**BRIEF**
Report each line of the entries below that includes "migration".

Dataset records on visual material
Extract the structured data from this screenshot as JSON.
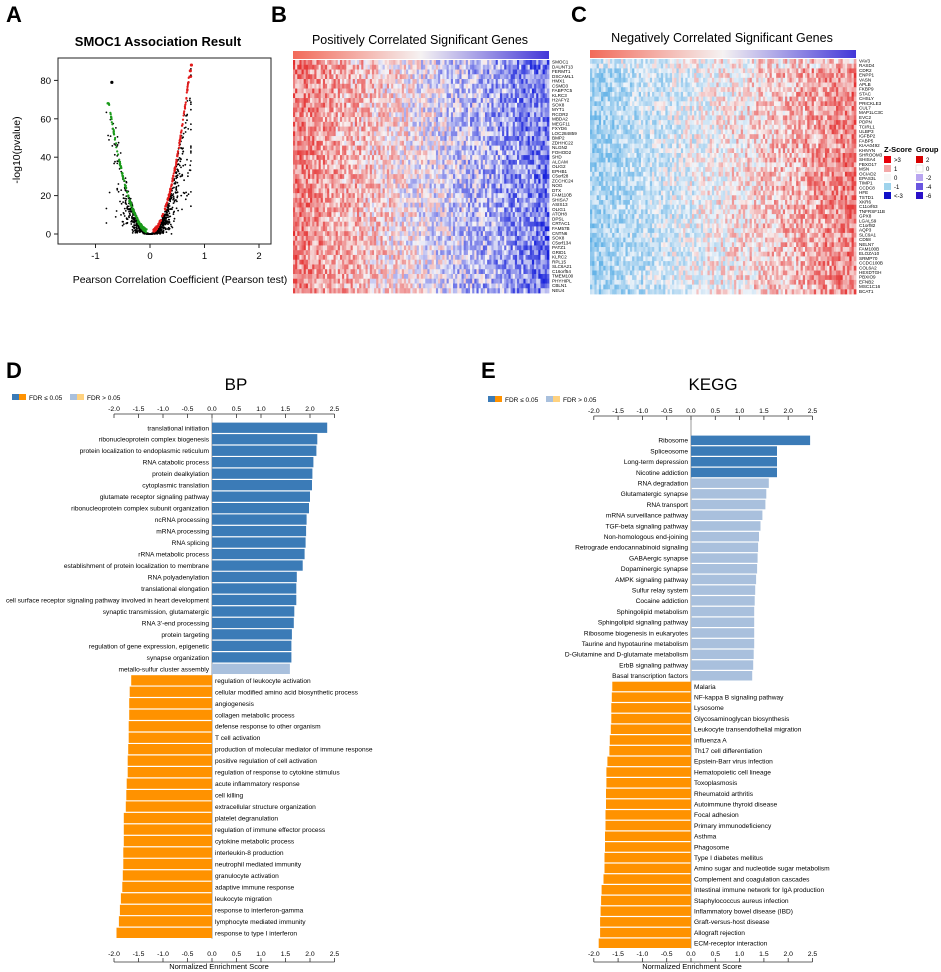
{
  "panels": {
    "a": "A",
    "b": "B",
    "c": "C",
    "d": "D",
    "e": "E"
  },
  "volcano": {
    "title": "SMOC1 Association Result",
    "xlabel": "Pearson Correlation Coefficient (Pearson test)",
    "ylabel": "-log10(pvalue)",
    "xticks": [
      "-1",
      "0",
      "1",
      "2"
    ],
    "yticks": [
      "0",
      "20",
      "40",
      "60",
      "80"
    ]
  },
  "heatmap_pos": {
    "title": "Positively Correlated Significant Genes",
    "genes": [
      "SMOC1",
      "DAUNT13",
      "FERMT1",
      "DSCAML1",
      "HMX1",
      "CSMD3",
      "FABP7C5",
      "KLRC3",
      "H2AFY2",
      "SOX8",
      "MYT1",
      "RCOR2",
      "MBDA2",
      "MEGF11",
      "FXYD6",
      "LOC284859",
      "BMP2",
      "ZDHHC22",
      "NLGN2",
      "FOHOD2",
      "SHD",
      "ALCAM",
      "OLIG2",
      "EPHB1",
      "C5orf28",
      "ZCCHC24",
      "NOG",
      "DTX",
      "FAM110B",
      "SHISA7",
      "ASIS13",
      "OLIG1",
      "ATOH8",
      "DPSL",
      "CRTAC1",
      "FAM57B",
      "CNTN6",
      "SOX8",
      "C5orf134",
      "PATZ1",
      "GRID1",
      "KLRC2",
      "RPL15",
      "SLC6A21",
      "C16orf54",
      "TMEM100",
      "PHYHIPL",
      "CBLN1",
      "NEU4"
    ]
  },
  "heatmap_neg": {
    "title": "Negatively Correlated Significant Genes",
    "genes": [
      "VAV3",
      "RASD4",
      "CDR2",
      "ENPP1",
      "VASN",
      "APLB",
      "FKBP9",
      "STAC",
      "CHSLY",
      "PRICKLE3",
      "CUL7",
      "MAP1LC3C",
      "EVC2",
      "PDPN",
      "TCIRL1",
      "ULBP3",
      "IGFBP2",
      "FABP5",
      "KIAA0492",
      "KHNYN",
      "SHROOM3",
      "SHISA4",
      "FBXO17",
      "MSN",
      "OCIAD2",
      "EPAS3L",
      "TIMP1",
      "CCDC8",
      "HFE",
      "TSTD1",
      "XKR6",
      "C11orf63",
      "TNFRSF11B",
      "GPX8",
      "LGALS9",
      "C1orf82",
      "AQP3",
      "SLC9A1",
      "CD58",
      "NELN7",
      "FAM100B",
      "ELOZA10",
      "SRMP70",
      "CCDC100B",
      "COL6A2",
      "HEXDTGH",
      "PBXIO9",
      "EFNB2",
      "MSC1C16",
      "BCAT1"
    ],
    "zscore_title": "Z-Score",
    "zscore_labels": [
      ">3",
      "1",
      "0",
      "-1",
      "<-3"
    ],
    "zscore_colors": [
      "#e8000b",
      "#f3a8a8",
      "#f6f6f6",
      "#9fd3ec",
      "#1010c8"
    ],
    "group_title": "Group",
    "group_labels": [
      "2",
      "0",
      "-2",
      "-4",
      "-6"
    ],
    "group_colors": [
      "#d60000",
      "#ffffff",
      "#b9a6f0",
      "#6a56e0",
      "#2a10c8"
    ]
  },
  "legend": {
    "sig_label": "FDR ≤ 0.05",
    "nonsig_label": "FDR > 0.05"
  },
  "colors": {
    "pos_sig": "#3b7bb7",
    "pos_nonsig": "#a9c0dd",
    "neg_sig": "#ff9200",
    "neg_nonsig": "#ffd27f"
  },
  "chart_data": [
    {
      "type": "bar",
      "title": "BP",
      "xlabel": "Normalized Enrichment Score",
      "xlim": [
        -2.0,
        2.5
      ],
      "xticks": [
        "-2.0",
        "-1.5",
        "-1.0",
        "-0.5",
        "0.0",
        "0.5",
        "1.0",
        "1.5",
        "2.0",
        "2.5"
      ],
      "categories": [
        "translational initiation",
        "ribonucleoprotein complex biogenesis",
        "protein localization to endoplasmic reticulum",
        "RNA catabolic process",
        "protein dealkylation",
        "cytoplasmic translation",
        "glutamate receptor signaling pathway",
        "ribonucleoprotein complex subunit organization",
        "ncRNA processing",
        "mRNA processing",
        "RNA splicing",
        "rRNA metabolic process",
        "establishment of protein localization to membrane",
        "RNA polyadenylation",
        "translational elongation",
        "cell surface receptor signaling pathway involved in heart development",
        "synaptic transmission, glutamatergic",
        "RNA 3'-end processing",
        "protein targeting",
        "regulation of gene expression, epigenetic",
        "synapse organization",
        "metallo-sulfur cluster assembly",
        "regulation of leukocyte activation",
        "cellular modified amino acid biosynthetic process",
        "angiogenesis",
        "collagen metabolic process",
        "defense response to other organism",
        "T cell activation",
        "production of molecular mediator of immune response",
        "positive regulation of cell activation",
        "regulation of response to cytokine stimulus",
        "acute inflammatory response",
        "cell killing",
        "extracellular structure organization",
        "platelet degranulation",
        "regulation of immune effector process",
        "cytokine metabolic process",
        "interleukin-8 production",
        "neutrophil mediated immunity",
        "granulocyte activation",
        "adaptive immune response",
        "leukocyte migration",
        "response to interferon-gamma",
        "lymphocyte mediated immunity",
        "response to type I interferon"
      ],
      "values": [
        2.35,
        2.15,
        2.13,
        2.07,
        2.05,
        2.04,
        2.0,
        1.98,
        1.93,
        1.92,
        1.91,
        1.89,
        1.85,
        1.73,
        1.72,
        1.72,
        1.68,
        1.67,
        1.63,
        1.62,
        1.62,
        1.59,
        -1.65,
        -1.68,
        -1.69,
        -1.69,
        -1.7,
        -1.7,
        -1.71,
        -1.72,
        -1.72,
        -1.74,
        -1.75,
        -1.76,
        -1.8,
        -1.8,
        -1.8,
        -1.81,
        -1.81,
        -1.82,
        -1.83,
        -1.86,
        -1.88,
        -1.9,
        -1.95
      ],
      "significant": [
        true,
        true,
        true,
        true,
        true,
        true,
        true,
        true,
        true,
        true,
        true,
        true,
        true,
        true,
        true,
        true,
        true,
        true,
        true,
        true,
        true,
        false,
        true,
        true,
        true,
        true,
        true,
        true,
        true,
        true,
        true,
        true,
        true,
        true,
        true,
        true,
        true,
        true,
        true,
        true,
        true,
        true,
        true,
        true,
        true
      ]
    },
    {
      "type": "bar",
      "title": "KEGG",
      "xlabel": "Normalized Enrichment Score",
      "xlim": [
        -2.0,
        2.5
      ],
      "xticks": [
        "-2.0",
        "-1.5",
        "-1.0",
        "-0.5",
        "0.0",
        "0.5",
        "1.0",
        "1.5",
        "2.0",
        "2.5"
      ],
      "categories": [
        "Ribosome",
        "Spliceosome",
        "Long-term depression",
        "Nicotine addiction",
        "RNA degradation",
        "Glutamatergic synapse",
        "RNA transport",
        "mRNA surveillance pathway",
        "TGF-beta signaling pathway",
        "Non-homologous end-joining",
        "Retrograde endocannabinoid signaling",
        "GABAergic synapse",
        "Dopaminergic synapse",
        "AMPK signaling pathway",
        "Sulfur relay system",
        "Cocaine addiction",
        "Sphingolipid metabolism",
        "Sphingolipid signaling pathway",
        "Ribosome biogenesis in eukaryotes",
        "Taurine and hypotaurine metabolism",
        "D-Glutamine and D-glutamate metabolism",
        "ErbB signaling pathway",
        "Basal transcription factors",
        "Malaria",
        "NF-kappa B signaling pathway",
        "Lysosome",
        "Glycosaminoglycan biosynthesis",
        "Leukocyte transendothelial migration",
        "Influenza A",
        "Th17 cell differentiation",
        "Epstein-Barr virus infection",
        "Hematopoietic cell lineage",
        "Toxoplasmosis",
        "Rheumatoid arthritis",
        "Autoimmune thyroid disease",
        "Focal adhesion",
        "Primary immunodeficiency",
        "Asthma",
        "Phagosome",
        "Type I diabetes mellitus",
        "Amino sugar and nucleotide sugar metabolism",
        "Complement and coagulation cascades",
        "Intestinal immune network for IgA production",
        "Staphylococcus aureus infection",
        "Inflammatory bowel disease (IBD)",
        "Graft-versus-host disease",
        "Allograft rejection",
        "ECM-receptor interaction"
      ],
      "values": [
        2.45,
        1.77,
        1.77,
        1.77,
        1.6,
        1.55,
        1.53,
        1.47,
        1.43,
        1.4,
        1.38,
        1.37,
        1.36,
        1.34,
        1.32,
        1.31,
        1.3,
        1.3,
        1.3,
        1.3,
        1.29,
        1.28,
        1.26,
        -1.62,
        -1.63,
        -1.64,
        -1.64,
        -1.65,
        -1.67,
        -1.68,
        -1.72,
        -1.74,
        -1.74,
        -1.75,
        -1.75,
        -1.76,
        -1.76,
        -1.77,
        -1.77,
        -1.78,
        -1.78,
        -1.8,
        -1.84,
        -1.85,
        -1.86,
        -1.87,
        -1.87,
        -1.9
      ],
      "significant": [
        true,
        true,
        true,
        true,
        false,
        false,
        false,
        false,
        false,
        false,
        false,
        false,
        false,
        false,
        false,
        false,
        false,
        false,
        false,
        false,
        false,
        false,
        false,
        true,
        true,
        true,
        true,
        true,
        true,
        true,
        true,
        true,
        true,
        true,
        true,
        true,
        true,
        true,
        true,
        true,
        true,
        true,
        true,
        true,
        true,
        true,
        true,
        true
      ]
    }
  ]
}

**RESPONSE**
        "leukocyte migration",
        "Leukocyte transendothelial migration",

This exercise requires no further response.